- _INFORMATION SHOWN_:
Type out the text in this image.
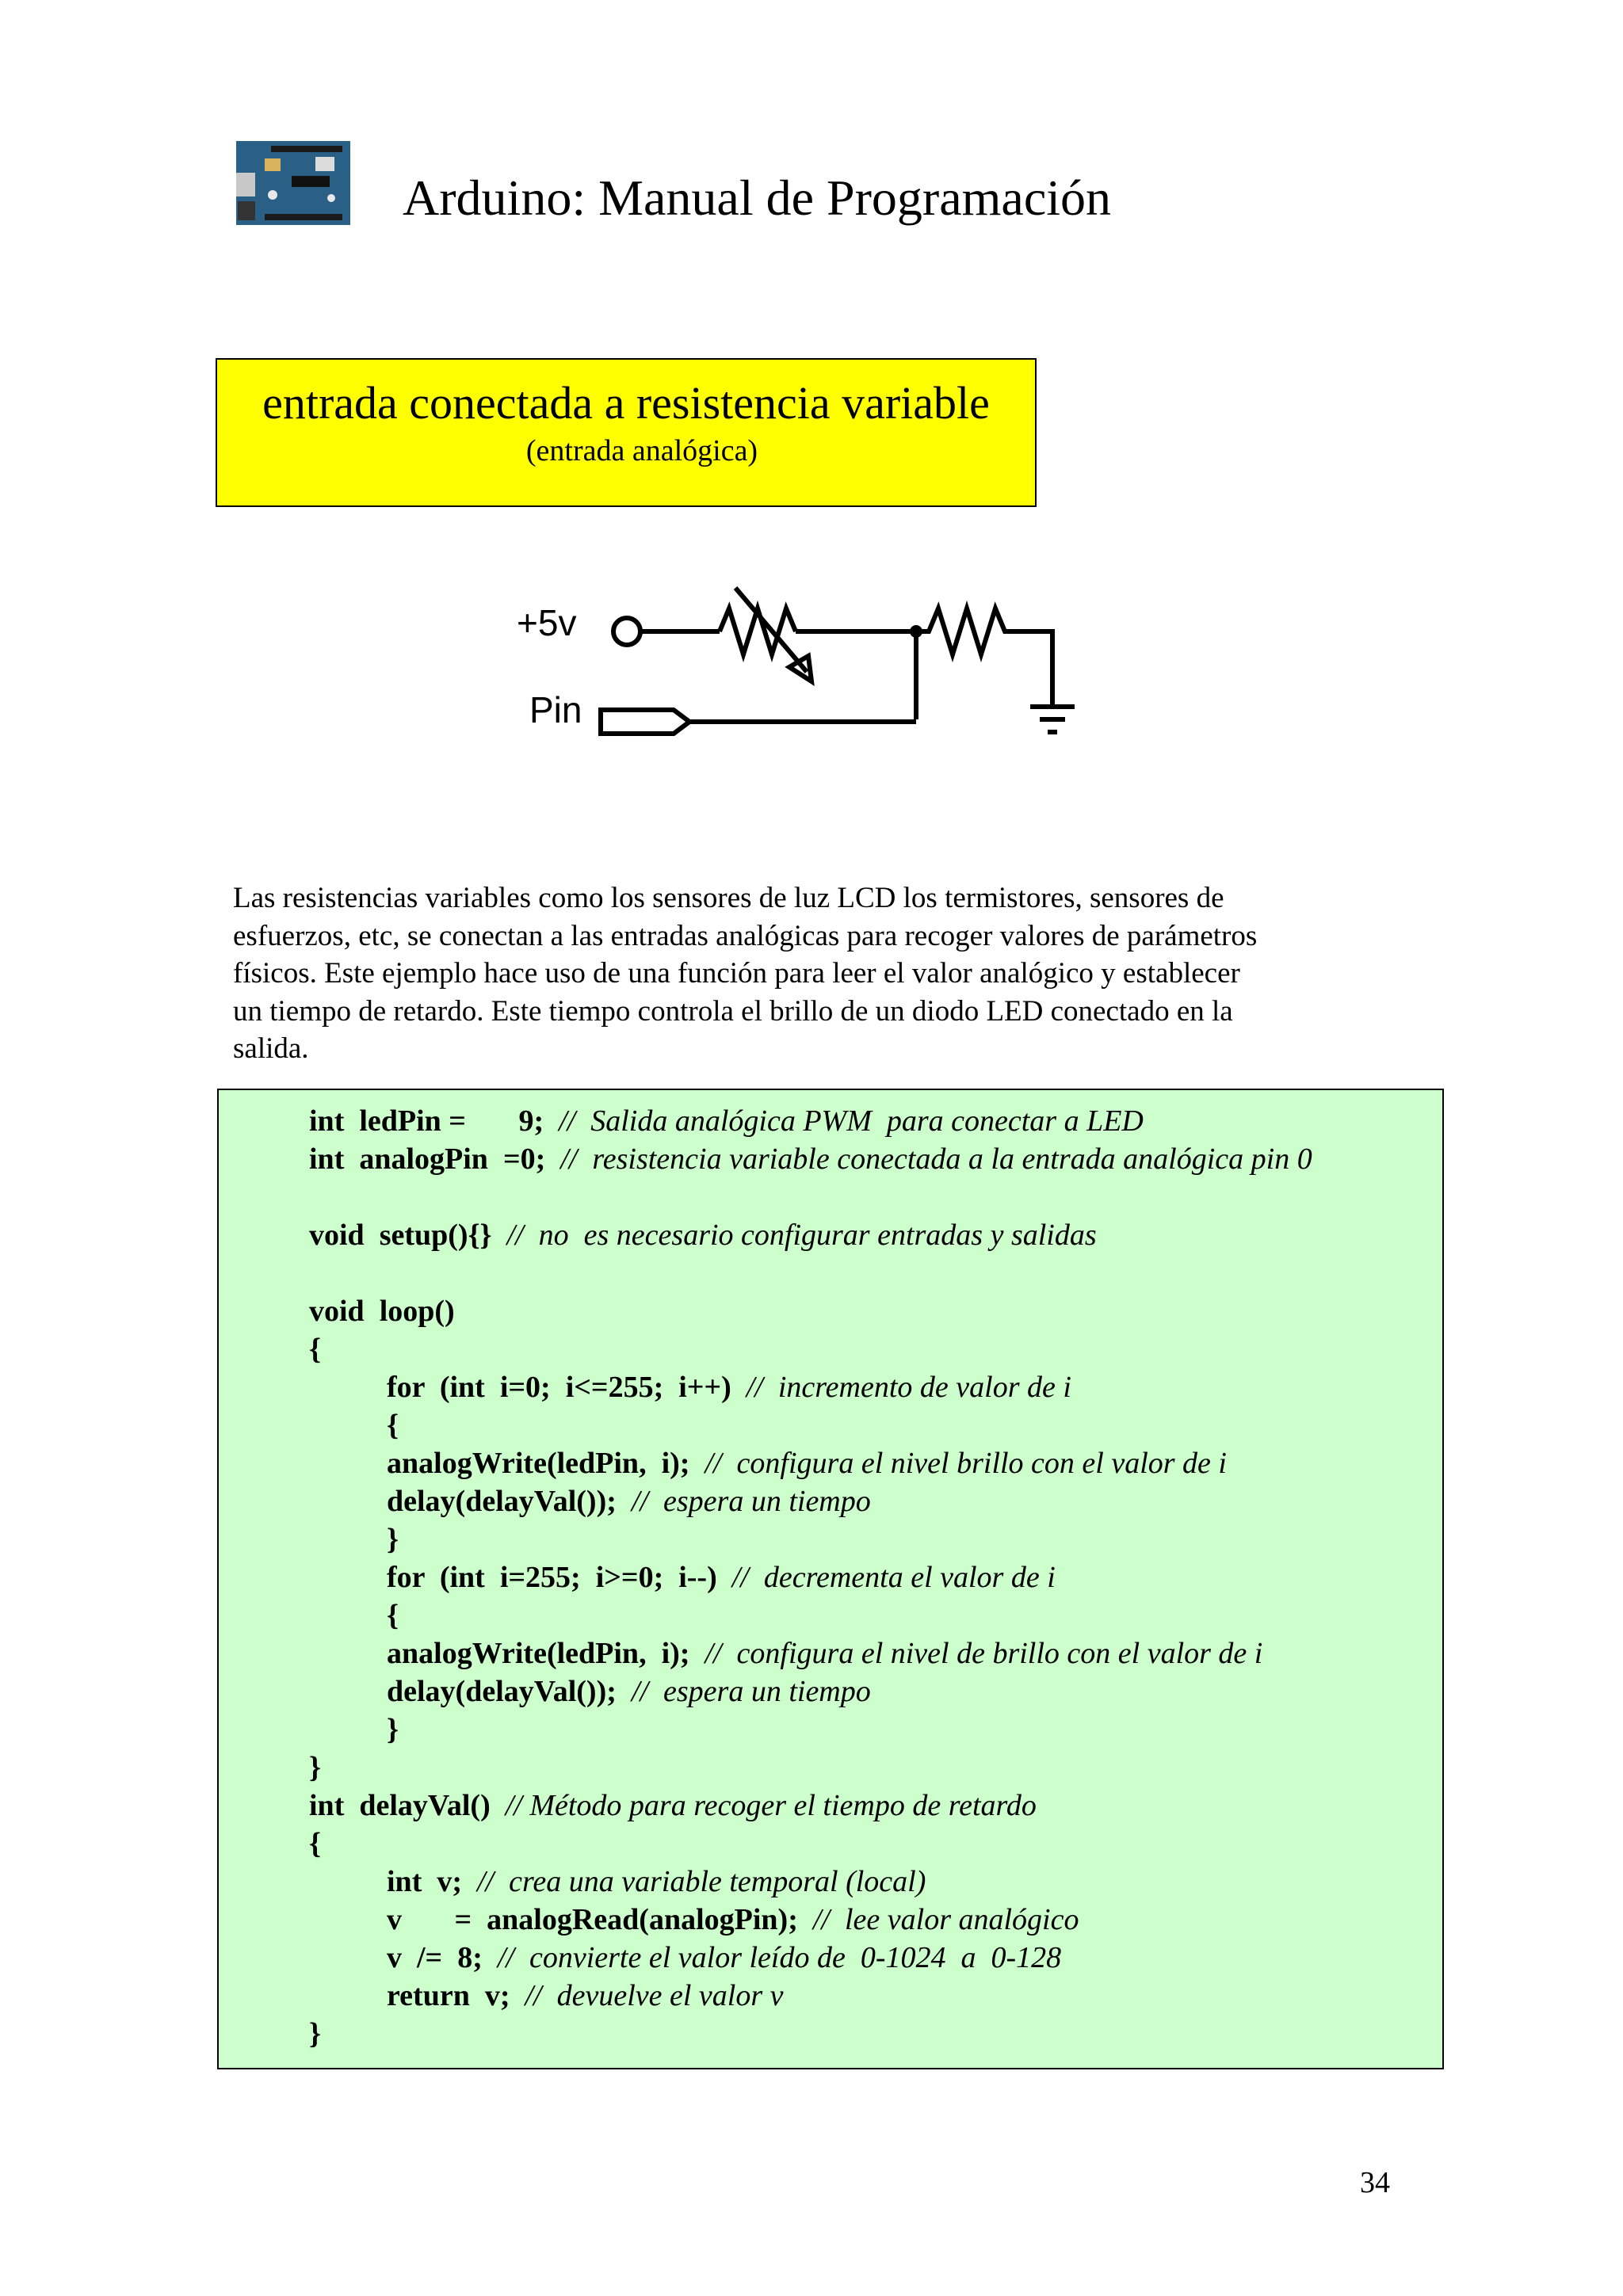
Arduino: Manual de Programación
entrada conectada a resistencia variable
(entrada analógica)
+5v
Pin
Las resistencias variables como los sensores de luz LCD los termistores, sensores de
esfuerzos, etc, se conectan a las entradas analógicas para recoger valores de parámetros
físicos. Este ejemplo hace uso de una función para leer el valor analógico y establecer
un tiempo de retardo. Este tiempo controla el brillo de un diodo LED conectado en la
salida.
int  ledPin =       9; //  Salida analógica PWM  para conectar a LED
int  analogPin  =0; //  resistencia variable conectada a la entrada analógica pin 0
void  setup(){} //  no  es necesario configurar entradas y salidas
void  loop()
{
for  (int  i=0;  i<=255;  i++) //  incremento de valor de i
{
analogWrite(ledPin,  i); //  configura el nivel brillo con el valor de i
delay(delayVal()); //  espera un tiempo
}
for  (int  i=255;  i>=0;  i--) //  decrementa el valor de i
{
analogWrite(ledPin,  i); //  configura el nivel de brillo con el valor de i
delay(delayVal()); //  espera un tiempo
}
}
int  delayVal() // Método para recoger el tiempo de retardo
{
int  v; //  crea una variable temporal (local)
v       =  analogRead(analogPin); //  lee valor analógico
v  /=  8; //  convierte el valor leído de  0-1024  a  0-128
return  v; //  devuelve el valor v
}
34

- _GIVEN PROBLEM_:
Print every entry above again without changing a word, and omit the pictures.

- _EXERCISE OUTPUT_:
Type out the text in this image.
Arduino: Manual de Programación
entrada conectada a resistencia variable
(entrada analógica)
+5v
Pin
Las resistencias variables como los sensores de luz LCD los termistores, sensores de
esfuerzos, etc, se conectan a las entradas analógicas para recoger valores de parámetros
físicos. Este ejemplo hace uso de una función para leer el valor analógico y establecer
un tiempo de retardo. Este tiempo controla el brillo de un diodo LED conectado en la
salida.
int  ledPin =       9; //  Salida analógica PWM  para conectar a LED
int  analogPin  =0; //  resistencia variable conectada a la entrada analógica pin 0
void  setup(){} //  no  es necesario configurar entradas y salidas
void  loop()
{
for  (int  i=0;  i<=255;  i++) //  incremento de valor de i
{
analogWrite(ledPin,  i); //  configura el nivel brillo con el valor de i
delay(delayVal()); //  espera un tiempo
}
for  (int  i=255;  i>=0;  i--) //  decrementa el valor de i
{
analogWrite(ledPin,  i); //  configura el nivel de brillo con el valor de i
delay(delayVal()); //  espera un tiempo
}
}
int  delayVal() // Método para recoger el tiempo de retardo
{
int  v; //  crea una variable temporal (local)
v       =  analogRead(analogPin); //  lee valor analógico
v  /=  8; //  convierte el valor leído de  0-1024  a  0-128
return  v; //  devuelve el valor v
}
34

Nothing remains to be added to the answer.